## Request
Copy the following material line for line, without changing anything.

## Data listing

START

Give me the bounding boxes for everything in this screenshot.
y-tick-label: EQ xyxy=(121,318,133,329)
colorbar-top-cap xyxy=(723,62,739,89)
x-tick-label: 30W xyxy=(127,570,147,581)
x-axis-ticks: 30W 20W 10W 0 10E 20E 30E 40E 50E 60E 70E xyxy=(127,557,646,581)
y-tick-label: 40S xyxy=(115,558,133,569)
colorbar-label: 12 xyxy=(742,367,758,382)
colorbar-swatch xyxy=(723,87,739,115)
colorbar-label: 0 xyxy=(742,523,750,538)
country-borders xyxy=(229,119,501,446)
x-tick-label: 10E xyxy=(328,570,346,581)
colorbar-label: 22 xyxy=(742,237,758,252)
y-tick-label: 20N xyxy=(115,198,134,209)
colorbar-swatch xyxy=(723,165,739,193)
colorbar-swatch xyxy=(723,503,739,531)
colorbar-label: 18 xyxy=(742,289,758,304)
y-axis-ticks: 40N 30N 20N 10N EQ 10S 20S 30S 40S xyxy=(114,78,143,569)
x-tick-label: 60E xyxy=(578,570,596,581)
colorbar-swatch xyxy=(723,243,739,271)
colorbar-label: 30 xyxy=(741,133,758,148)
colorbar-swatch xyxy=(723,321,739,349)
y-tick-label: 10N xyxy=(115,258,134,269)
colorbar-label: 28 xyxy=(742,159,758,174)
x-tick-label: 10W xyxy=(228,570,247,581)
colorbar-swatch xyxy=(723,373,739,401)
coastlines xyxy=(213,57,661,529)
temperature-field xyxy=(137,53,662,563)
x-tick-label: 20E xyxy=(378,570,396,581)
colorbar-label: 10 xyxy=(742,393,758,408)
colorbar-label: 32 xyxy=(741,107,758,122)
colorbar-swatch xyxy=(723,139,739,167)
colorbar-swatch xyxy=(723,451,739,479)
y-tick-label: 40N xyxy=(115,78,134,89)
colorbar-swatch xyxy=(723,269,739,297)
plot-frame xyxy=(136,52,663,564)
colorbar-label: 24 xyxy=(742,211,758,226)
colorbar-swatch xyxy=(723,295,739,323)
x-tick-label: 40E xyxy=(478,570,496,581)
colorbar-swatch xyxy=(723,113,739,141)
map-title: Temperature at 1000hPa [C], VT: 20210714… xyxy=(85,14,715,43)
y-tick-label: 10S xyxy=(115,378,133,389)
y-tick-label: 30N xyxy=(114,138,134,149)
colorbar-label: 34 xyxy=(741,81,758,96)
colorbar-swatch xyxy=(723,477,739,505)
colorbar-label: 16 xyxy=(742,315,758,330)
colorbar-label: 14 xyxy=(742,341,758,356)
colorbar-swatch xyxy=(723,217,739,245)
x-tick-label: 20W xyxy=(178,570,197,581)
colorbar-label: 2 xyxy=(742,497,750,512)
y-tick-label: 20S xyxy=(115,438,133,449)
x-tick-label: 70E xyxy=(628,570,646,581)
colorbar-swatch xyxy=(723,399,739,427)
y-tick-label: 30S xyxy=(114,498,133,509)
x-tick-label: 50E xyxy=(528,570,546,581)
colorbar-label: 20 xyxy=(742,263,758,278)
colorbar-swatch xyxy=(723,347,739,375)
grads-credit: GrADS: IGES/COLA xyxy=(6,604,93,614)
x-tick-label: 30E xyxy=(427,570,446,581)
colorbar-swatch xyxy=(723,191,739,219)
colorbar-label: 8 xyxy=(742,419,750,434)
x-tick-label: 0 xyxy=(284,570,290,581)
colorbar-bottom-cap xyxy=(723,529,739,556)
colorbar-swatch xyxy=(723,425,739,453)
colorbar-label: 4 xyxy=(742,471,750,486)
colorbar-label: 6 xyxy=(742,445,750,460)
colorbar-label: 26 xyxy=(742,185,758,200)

END

## Solution for this task
Give me the bounding boxes for everything in this screenshot.
y-tick-label: EQ xyxy=(121,318,133,329)
colorbar-top-cap xyxy=(723,62,739,89)
x-tick-label: 30W xyxy=(127,570,147,581)
x-axis-ticks: 30W 20W 10W 0 10E 20E 30E 40E 50E 60E 70E xyxy=(127,557,646,581)
y-tick-label: 40S xyxy=(115,558,133,569)
colorbar-label: 12 xyxy=(742,367,758,382)
colorbar-swatch xyxy=(723,87,739,115)
colorbar-label: 0 xyxy=(742,523,750,538)
country-borders xyxy=(229,119,501,446)
x-tick-label: 10E xyxy=(328,570,346,581)
colorbar-label: 22 xyxy=(742,237,758,252)
y-tick-label: 20N xyxy=(115,198,134,209)
colorbar-swatch xyxy=(723,165,739,193)
colorbar-swatch xyxy=(723,503,739,531)
colorbar-label: 18 xyxy=(742,289,758,304)
y-axis-ticks: 40N 30N 20N 10N EQ 10S 20S 30S 40S xyxy=(114,78,143,569)
x-tick-label: 60E xyxy=(578,570,596,581)
colorbar-swatch xyxy=(723,243,739,271)
colorbar-label: 30 xyxy=(741,133,758,148)
colorbar-swatch xyxy=(723,321,739,349)
y-tick-label: 10N xyxy=(115,258,134,269)
colorbar-label: 28 xyxy=(742,159,758,174)
x-tick-label: 10W xyxy=(228,570,247,581)
colorbar-swatch xyxy=(723,373,739,401)
coastlines xyxy=(213,57,661,529)
temperature-field xyxy=(137,53,662,563)
x-tick-label: 20E xyxy=(378,570,396,581)
colorbar-label: 10 xyxy=(742,393,758,408)
colorbar-label: 32 xyxy=(741,107,758,122)
colorbar-swatch xyxy=(723,139,739,167)
colorbar-swatch xyxy=(723,451,739,479)
y-tick-label: 40N xyxy=(115,78,134,89)
colorbar-swatch xyxy=(723,269,739,297)
plot-frame xyxy=(136,52,663,564)
colorbar-label: 24 xyxy=(742,211,758,226)
colorbar-swatch xyxy=(723,295,739,323)
x-tick-label: 40E xyxy=(478,570,496,581)
colorbar-swatch xyxy=(723,113,739,141)
map-title: Temperature at 1000hPa [C], VT: 20210714… xyxy=(85,14,715,43)
y-tick-label: 10S xyxy=(115,378,133,389)
y-tick-label: 30N xyxy=(114,138,134,149)
colorbar-label: 34 xyxy=(741,81,758,96)
colorbar-swatch xyxy=(723,477,739,505)
colorbar-label: 16 xyxy=(742,315,758,330)
colorbar-label: 14 xyxy=(742,341,758,356)
colorbar-swatch xyxy=(723,217,739,245)
x-tick-label: 20W xyxy=(178,570,197,581)
colorbar-label: 2 xyxy=(742,497,750,512)
y-tick-label: 20S xyxy=(115,438,133,449)
x-tick-label: 70E xyxy=(628,570,646,581)
colorbar-swatch xyxy=(723,399,739,427)
y-tick-label: 30S xyxy=(114,498,133,509)
x-tick-label: 50E xyxy=(528,570,546,581)
colorbar-label: 20 xyxy=(742,263,758,278)
colorbar-swatch xyxy=(723,347,739,375)
grads-credit: GrADS: IGES/COLA xyxy=(6,604,93,614)
x-tick-label: 30E xyxy=(427,570,446,581)
colorbar-swatch xyxy=(723,191,739,219)
colorbar-label: 8 xyxy=(742,419,750,434)
x-tick-label: 0 xyxy=(284,570,290,581)
colorbar-bottom-cap xyxy=(723,529,739,556)
colorbar-swatch xyxy=(723,425,739,453)
colorbar-label: 4 xyxy=(742,471,750,486)
colorbar-label: 6 xyxy=(742,445,750,460)
colorbar-label: 26 xyxy=(742,185,758,200)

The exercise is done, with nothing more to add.